_STATED PROBLEM_.
Copy every record exactly, and keep the pictures out.

_MATERIAL TO PROCESS_.
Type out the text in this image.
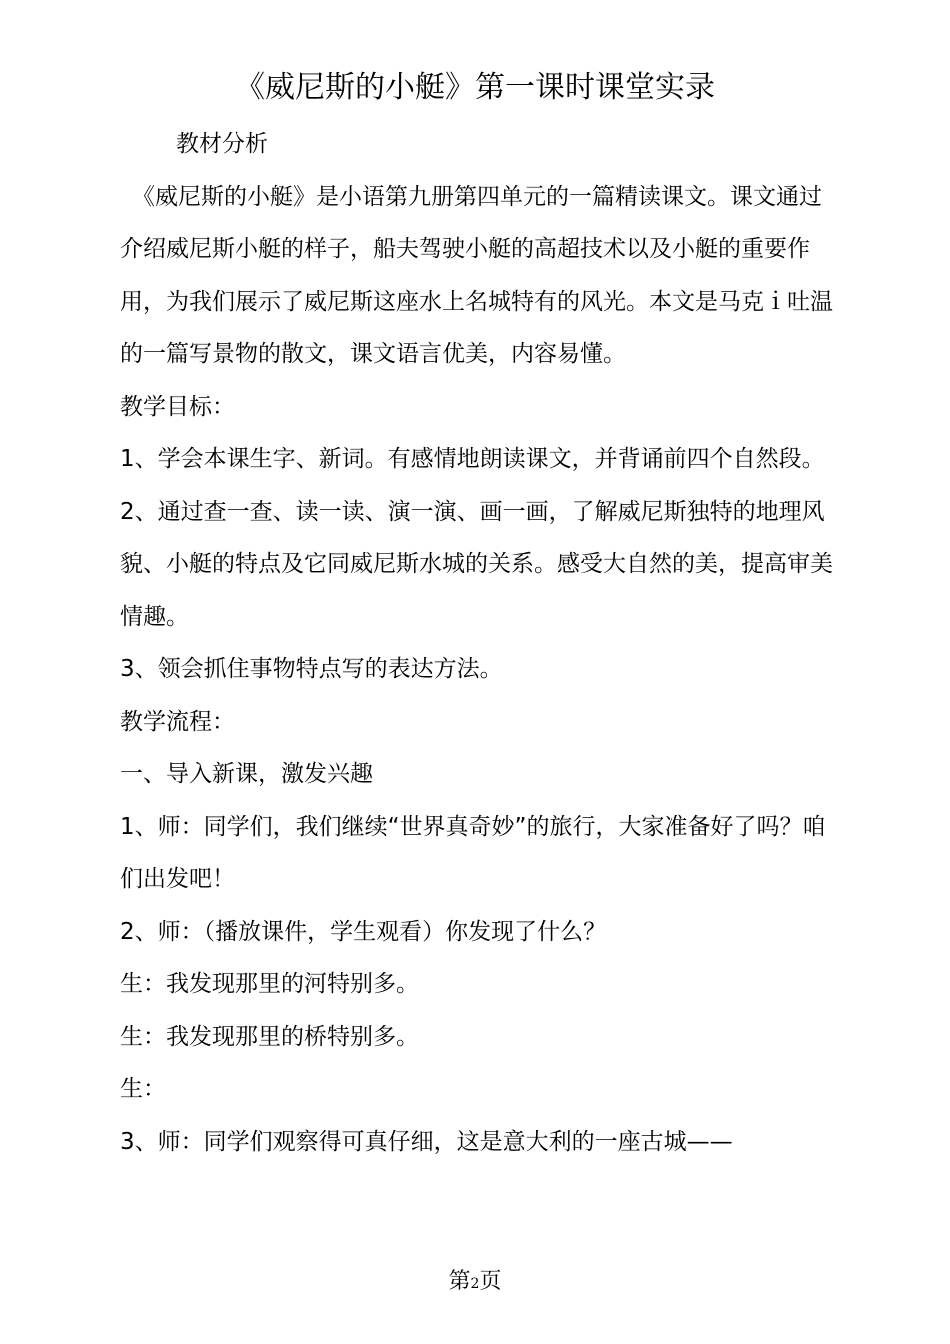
《威尼斯的小艇》第一课时课堂实录

教材分析

《威尼斯的小艇》是小语第九册第四单元的一篇精读课文。课文通过介绍威尼斯小艇的样子，船夫驾驶小艇的高超技术以及小艇的重要作用，为我们展示了威尼斯这座水上名城特有的风光。本文是马克ｉ吐温的一篇写景物的散文，课文语言优美，内容易懂。

教学目标：

1、学会本课生字、新词。有感情地朗读课文，并背诵前四个自然段。

2、通过查一查、读一读、演一演、画一画，了解威尼斯独特的地理风貌、小艇的特点及它同威尼斯水城的关系。感受大自然的美，提高审美情趣。

3、领会抓住事物特点写的表达方法。

教学流程：

一、导入新课，激发兴趣

1、师：同学们，我们继续“世界真奇妙”的旅行，大家准备好了吗？咱们出发吧！

2、师：（播放课件，学生观看）你发现了什么？

生：我发现那里的河特别多。

生：我发现那里的桥特别多。

生：

3、师：同学们观察得可真仔细，这是意大利的一座古城——

第2页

_TASK SOLUTION_.
Type out the text in this image.
《威尼斯的小艇》第一课时课堂实录

教材分析

《威尼斯的小艇》是小语第九册第四单元的一篇精读课文。课文通过介绍威尼斯小艇的样子，船夫驾驶小艇的高超技术以及小艇的重要作用，为我们展示了威尼斯这座水上名城特有的风光。本文是马克ｉ吐温的一篇写景物的散文，课文语言优美，内容易懂。

教学目标：

1、学会本课生字、新词。有感情地朗读课文，并背诵前四个自然段。

2、通过查一查、读一读、演一演、画一画，了解威尼斯独特的地理风貌、小艇的特点及它同威尼斯水城的关系。感受大自然的美，提高审美情趣。

3、领会抓住事物特点写的表达方法。

教学流程：

一、导入新课，激发兴趣

1、师：同学们，我们继续“世界真奇妙”的旅行，大家准备好了吗？咱们出发吧！

2、师：（播放课件，学生观看）你发现了什么？

生：我发现那里的河特别多。

生：我发现那里的桥特别多。

生：

3、师：同学们观察得可真仔细，这是意大利的一座古城——

第2页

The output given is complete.